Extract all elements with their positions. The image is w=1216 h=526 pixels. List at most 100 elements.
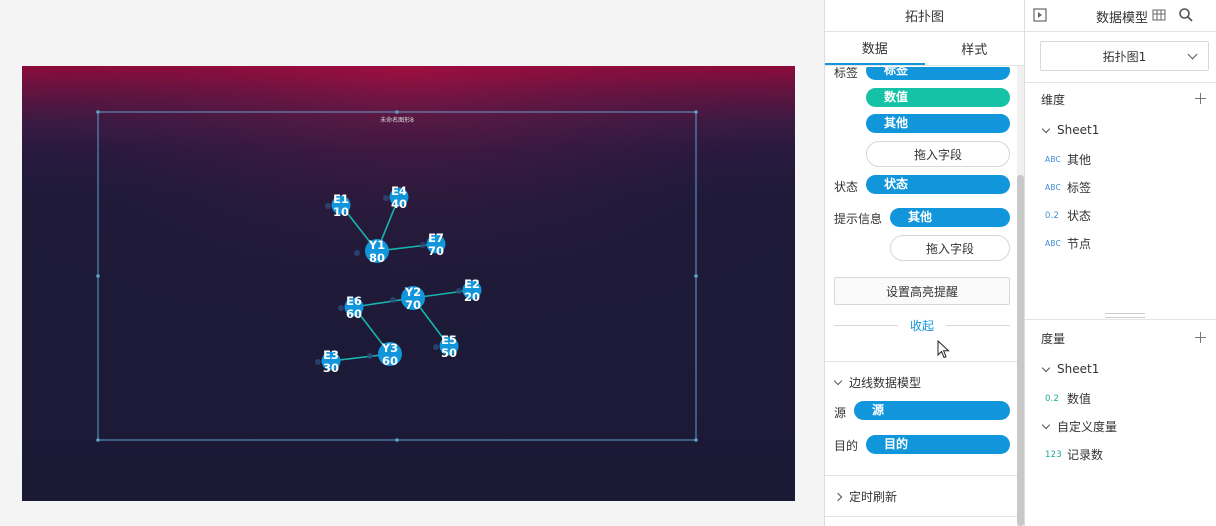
resize-handle-tr[interactable] — [694, 110, 698, 114]
node-circle[interactable] — [389, 187, 409, 207]
node-id-label: E1 — [333, 192, 349, 206]
scrollbar-thumb[interactable] — [1017, 175, 1024, 526]
tab-data[interactable]: 数据 — [825, 32, 925, 65]
node-shadow — [420, 242, 426, 248]
node-circle[interactable] — [401, 286, 425, 310]
add-dimension-icon[interactable] — [1195, 93, 1206, 104]
node-circle[interactable] — [331, 195, 351, 215]
custom-measure-label: 自定义度量 — [1057, 420, 1118, 434]
string-type-icon: ABC — [1045, 239, 1061, 248]
node-circle[interactable] — [462, 280, 482, 300]
dimension-sheet[interactable]: Sheet1 — [1041, 123, 1099, 137]
node-id-label: Y2 — [404, 285, 421, 299]
splitter-handle[interactable] — [1105, 313, 1145, 318]
node-circle[interactable] — [365, 239, 389, 263]
measure-sheet[interactable]: Sheet1 — [1041, 362, 1100, 376]
node-id-label: E3 — [323, 348, 339, 362]
add-measure-icon[interactable] — [1195, 332, 1206, 343]
chevron-down-icon — [833, 376, 843, 386]
label-pill-tag[interactable]: 标签 — [866, 67, 1010, 80]
collapse-link[interactable]: 收起 — [910, 318, 935, 333]
chevron-right-icon — [833, 492, 843, 501]
panel-title: 拓扑图 — [825, 0, 1024, 32]
dimension-field[interactable]: 0.2 状态 — [1045, 207, 1091, 224]
node-value-label: 30 — [323, 361, 339, 375]
selection-box[interactable]: 未命名图形8 — [96, 110, 698, 442]
custom-measure-group[interactable]: 自定义度量 — [1041, 418, 1118, 435]
tab-style[interactable]: 样式 — [961, 43, 988, 58]
table-icon[interactable] — [1152, 8, 1166, 22]
node-circle[interactable] — [321, 351, 341, 371]
dimension-field[interactable]: ABC 节点 — [1045, 235, 1091, 252]
tooltip-field-name: 提示信息 — [834, 212, 883, 226]
string-type-icon: ABC — [1045, 155, 1061, 164]
node-value-label: 70 — [428, 244, 444, 258]
resize-handle-b[interactable] — [395, 438, 399, 442]
number-type-icon: 0.2 — [1045, 210, 1060, 221]
resize-handle-br[interactable] — [694, 438, 698, 442]
field-name: 记录数 — [1067, 448, 1104, 462]
node-circle[interactable] — [426, 234, 446, 254]
chevron-down-icon — [1041, 420, 1051, 430]
state-pill[interactable]: 状态 — [866, 175, 1010, 194]
node-shadow — [354, 250, 360, 256]
field-name: 其他 — [1067, 153, 1092, 167]
data-model-header: 数据模型 — [1025, 0, 1216, 32]
dimension-field[interactable]: ABC 标签 — [1045, 179, 1091, 196]
source-pill[interactable]: 源 — [854, 401, 1010, 420]
field-name: 数值 — [1067, 392, 1092, 406]
resize-handle-t[interactable] — [395, 110, 399, 114]
dimension-field[interactable]: ABC 其他 — [1045, 151, 1091, 168]
node-shadow — [315, 359, 321, 365]
node-circle[interactable] — [378, 342, 402, 366]
highlight-rule-button[interactable]: 设置高亮提醒 — [834, 277, 1010, 305]
resize-handle-bl[interactable] — [96, 438, 100, 442]
node-shadow — [433, 344, 439, 350]
canvas-area[interactable]: 未命名图形8 E1 10 E4 40 Y1 80 E7 70 Y2 70 E2 20 E6 60 E5 50 Y… — [0, 0, 824, 526]
label-pill-other[interactable]: 其他 — [866, 114, 1010, 133]
label-drop-zone[interactable]: 拖入字段 — [866, 141, 1010, 167]
tooltip-drop-zone[interactable]: 拖入字段 — [890, 235, 1010, 261]
measure-sheet-label: Sheet1 — [1057, 362, 1100, 376]
collapse-panel-icon[interactable] — [1033, 8, 1047, 22]
node-value-label: 60 — [382, 354, 398, 368]
target-pill[interactable]: 目的 — [866, 435, 1010, 454]
data-model-panel: 数据模型 拓扑图1 维度 Sheet1 ABC 其他 — [1025, 0, 1216, 526]
field-name: 节点 — [1067, 237, 1092, 251]
resize-handle-tl[interactable] — [96, 110, 100, 114]
property-panel: 拓扑图 数据 样式 标签 标签 数值 其他 拖入字段 状态 状态 提示信息 其他… — [824, 0, 1025, 526]
edge-model-section[interactable]: 边线数据模型 — [833, 374, 922, 391]
tooltip-pill[interactable]: 其他 — [890, 208, 1010, 227]
label-pill-value[interactable]: 数值 — [866, 88, 1010, 107]
refresh-section[interactable]: 定时刷新 — [833, 488, 897, 505]
measure-field[interactable]: 0.2 数值 — [1045, 390, 1091, 407]
resize-handle-l[interactable] — [96, 274, 100, 278]
measure-field[interactable]: 123 记录数 — [1045, 446, 1103, 463]
resize-handle-r[interactable] — [694, 274, 698, 278]
dataset-select[interactable]: 拓扑图1 — [1040, 41, 1209, 71]
edge-model-title: 边线数据模型 — [849, 376, 922, 390]
stage-glow — [22, 66, 795, 501]
dashboard-stage[interactable]: 未命名图形8 E1 10 E4 40 Y1 80 E7 70 Y2 70 E2 20 E6 60 E5 50 Y… — [22, 66, 795, 501]
node-value-label: 50 — [441, 346, 457, 360]
topology-chart[interactable]: 未命名图形8 E110E440Y180E770Y270E220E660E550Y… — [22, 66, 795, 501]
node-circle[interactable] — [344, 297, 364, 317]
node-shadow — [456, 288, 462, 294]
target-field-name: 目的 — [834, 439, 859, 453]
search-icon[interactable] — [1178, 7, 1194, 23]
node-value-label: 60 — [346, 307, 362, 321]
field-name: 标签 — [1067, 181, 1092, 195]
node-circle[interactable] — [439, 336, 459, 356]
node-value-label: 70 — [405, 298, 421, 312]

□ □ □ □

_What you are asked to do_: Quote the records from the line with "resize-handle-tr[interactable] — [694, 110, 698, 114]" to the line with "node-circle[interactable] — [365, 239, 389, 263]", keeping every line identical.

_Correct result_:
resize-handle-tr[interactable] — [694, 110, 698, 114]
node-circle[interactable] — [389, 187, 409, 207]
node-id-label: E1 — [333, 192, 349, 206]
scrollbar-thumb[interactable] — [1017, 175, 1024, 526]
tab-data[interactable]: 数据 — [825, 32, 925, 65]
node-shadow — [420, 242, 426, 248]
node-circle[interactable] — [401, 286, 425, 310]
add-dimension-icon[interactable] — [1195, 93, 1206, 104]
node-circle[interactable] — [331, 195, 351, 215]
custom-measure-label: 自定义度量 — [1057, 420, 1118, 434]
string-type-icon: ABC — [1045, 239, 1061, 248]
node-circle[interactable] — [462, 280, 482, 300]
dimension-sheet[interactable]: Sheet1 — [1041, 123, 1099, 137]
node-id-label: Y2 — [404, 285, 421, 299]
splitter-handle[interactable] — [1105, 313, 1145, 318]
node-circle[interactable] — [365, 239, 389, 263]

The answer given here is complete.